Entries taken from a collection
/---
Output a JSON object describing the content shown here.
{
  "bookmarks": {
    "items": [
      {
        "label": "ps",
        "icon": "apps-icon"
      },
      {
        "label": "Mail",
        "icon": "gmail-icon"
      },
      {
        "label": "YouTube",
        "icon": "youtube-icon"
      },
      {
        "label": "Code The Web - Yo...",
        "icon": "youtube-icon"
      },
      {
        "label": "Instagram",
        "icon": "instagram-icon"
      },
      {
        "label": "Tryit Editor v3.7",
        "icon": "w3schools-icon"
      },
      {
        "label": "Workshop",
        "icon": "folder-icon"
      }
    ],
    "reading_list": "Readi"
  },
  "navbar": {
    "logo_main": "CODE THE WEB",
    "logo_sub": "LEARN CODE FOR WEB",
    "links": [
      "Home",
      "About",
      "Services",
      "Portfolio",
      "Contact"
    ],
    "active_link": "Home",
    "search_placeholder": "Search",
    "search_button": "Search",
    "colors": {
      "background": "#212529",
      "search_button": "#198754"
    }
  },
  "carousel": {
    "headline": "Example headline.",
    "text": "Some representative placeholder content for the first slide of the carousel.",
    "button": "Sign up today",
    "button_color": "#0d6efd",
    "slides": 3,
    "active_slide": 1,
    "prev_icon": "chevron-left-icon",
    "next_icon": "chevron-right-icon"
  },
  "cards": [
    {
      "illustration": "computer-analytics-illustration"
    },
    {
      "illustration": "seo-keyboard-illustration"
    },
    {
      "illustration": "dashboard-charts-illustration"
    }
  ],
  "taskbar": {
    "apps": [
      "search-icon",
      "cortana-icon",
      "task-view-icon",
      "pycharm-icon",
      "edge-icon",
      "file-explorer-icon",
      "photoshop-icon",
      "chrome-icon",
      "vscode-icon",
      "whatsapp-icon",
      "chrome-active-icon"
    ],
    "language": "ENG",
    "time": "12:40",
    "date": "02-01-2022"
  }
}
\---
/---
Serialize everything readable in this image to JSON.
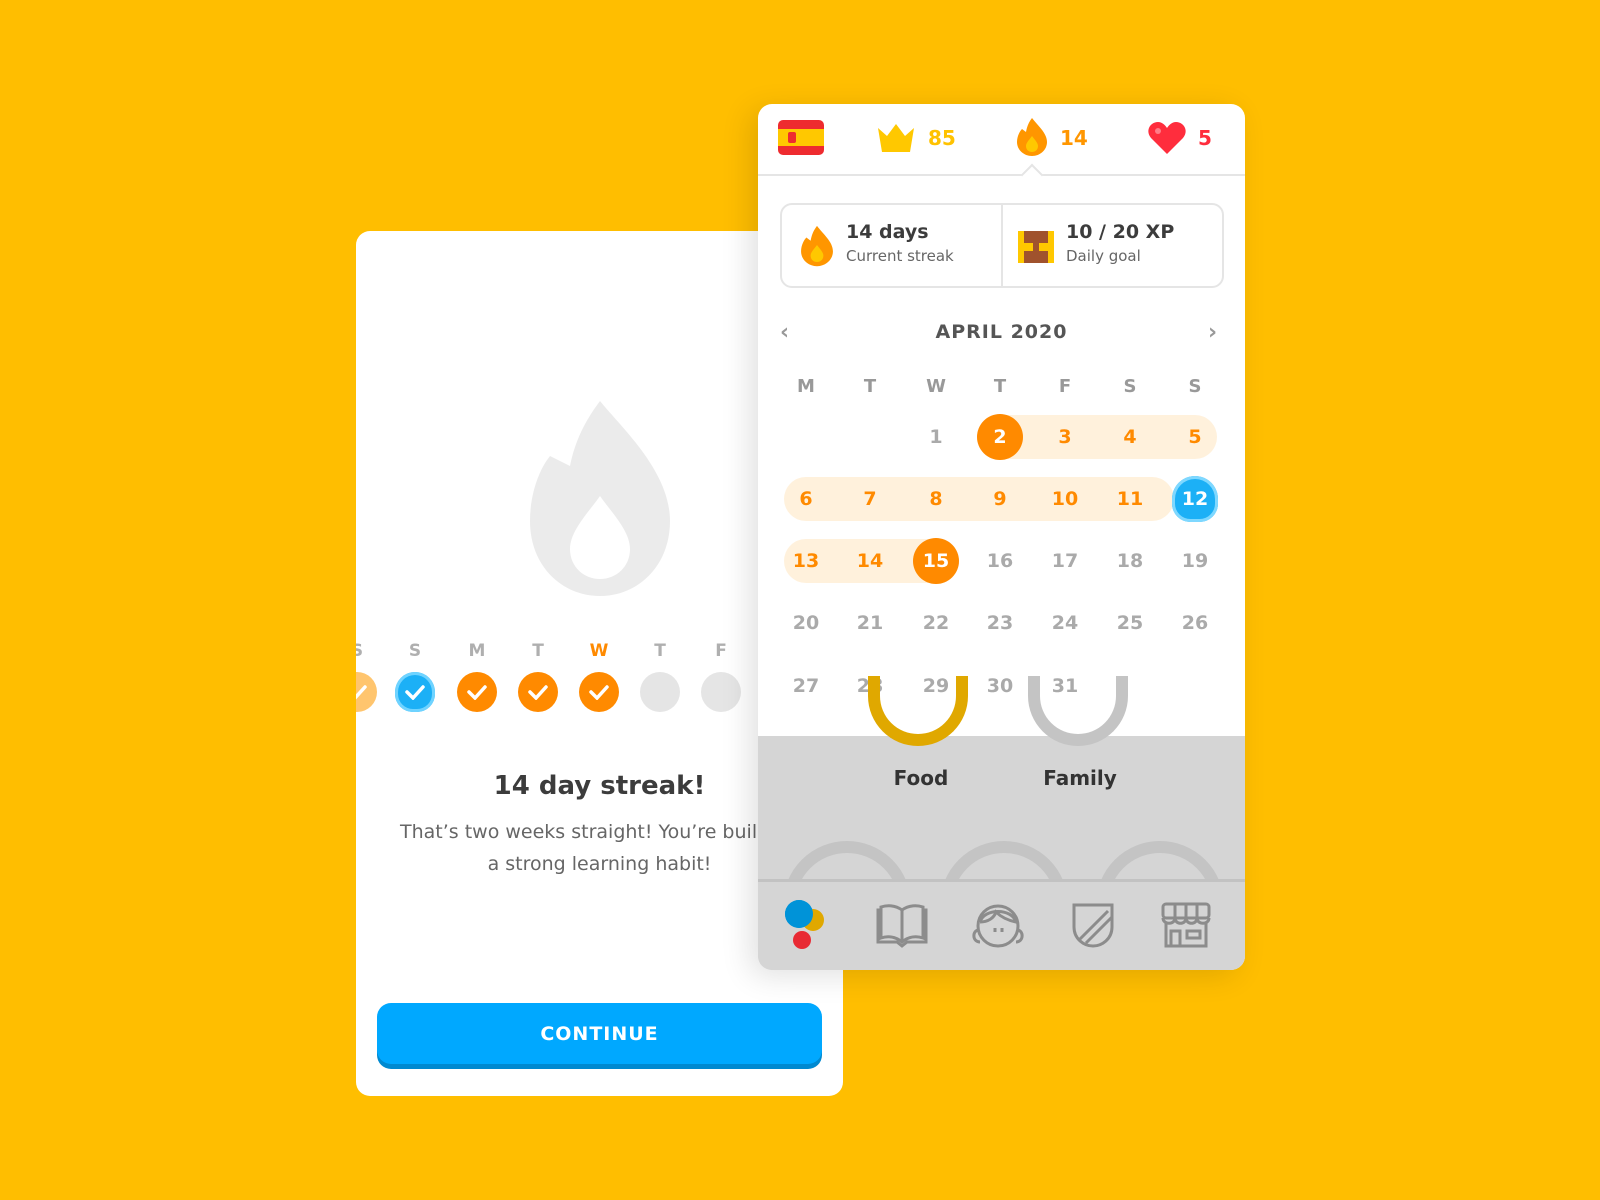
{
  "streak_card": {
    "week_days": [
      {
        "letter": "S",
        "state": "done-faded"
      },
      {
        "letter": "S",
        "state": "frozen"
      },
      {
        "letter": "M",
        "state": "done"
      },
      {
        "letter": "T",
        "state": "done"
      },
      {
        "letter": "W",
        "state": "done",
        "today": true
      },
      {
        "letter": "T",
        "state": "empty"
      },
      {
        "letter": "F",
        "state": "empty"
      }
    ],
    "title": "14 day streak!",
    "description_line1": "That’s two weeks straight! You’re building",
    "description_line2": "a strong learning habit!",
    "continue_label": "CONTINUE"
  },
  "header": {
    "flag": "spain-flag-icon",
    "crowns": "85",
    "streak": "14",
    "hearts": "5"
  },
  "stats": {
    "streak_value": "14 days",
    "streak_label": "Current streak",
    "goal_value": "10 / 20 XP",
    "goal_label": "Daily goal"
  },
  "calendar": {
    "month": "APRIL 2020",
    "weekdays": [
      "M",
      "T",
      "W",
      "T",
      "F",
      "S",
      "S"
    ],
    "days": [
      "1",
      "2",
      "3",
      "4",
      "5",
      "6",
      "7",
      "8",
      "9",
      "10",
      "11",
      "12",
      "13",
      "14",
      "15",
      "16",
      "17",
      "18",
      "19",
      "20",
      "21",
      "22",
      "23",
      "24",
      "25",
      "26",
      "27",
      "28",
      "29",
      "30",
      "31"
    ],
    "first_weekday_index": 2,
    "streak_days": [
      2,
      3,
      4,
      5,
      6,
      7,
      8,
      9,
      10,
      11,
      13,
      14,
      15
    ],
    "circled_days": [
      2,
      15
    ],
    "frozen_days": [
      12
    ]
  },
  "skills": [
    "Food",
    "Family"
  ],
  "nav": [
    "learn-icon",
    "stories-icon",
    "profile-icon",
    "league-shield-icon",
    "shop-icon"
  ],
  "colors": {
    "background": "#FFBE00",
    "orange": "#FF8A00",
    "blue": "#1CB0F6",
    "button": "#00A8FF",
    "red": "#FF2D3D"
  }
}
\---
## EXERCISE DETAILS
Each line that has the word "content" should be copied.

## COMPLETE RESPONSE
Output a JSON object describing the content shown here.
    "text": "Some representative placeholder content for the first slide of the carousel.",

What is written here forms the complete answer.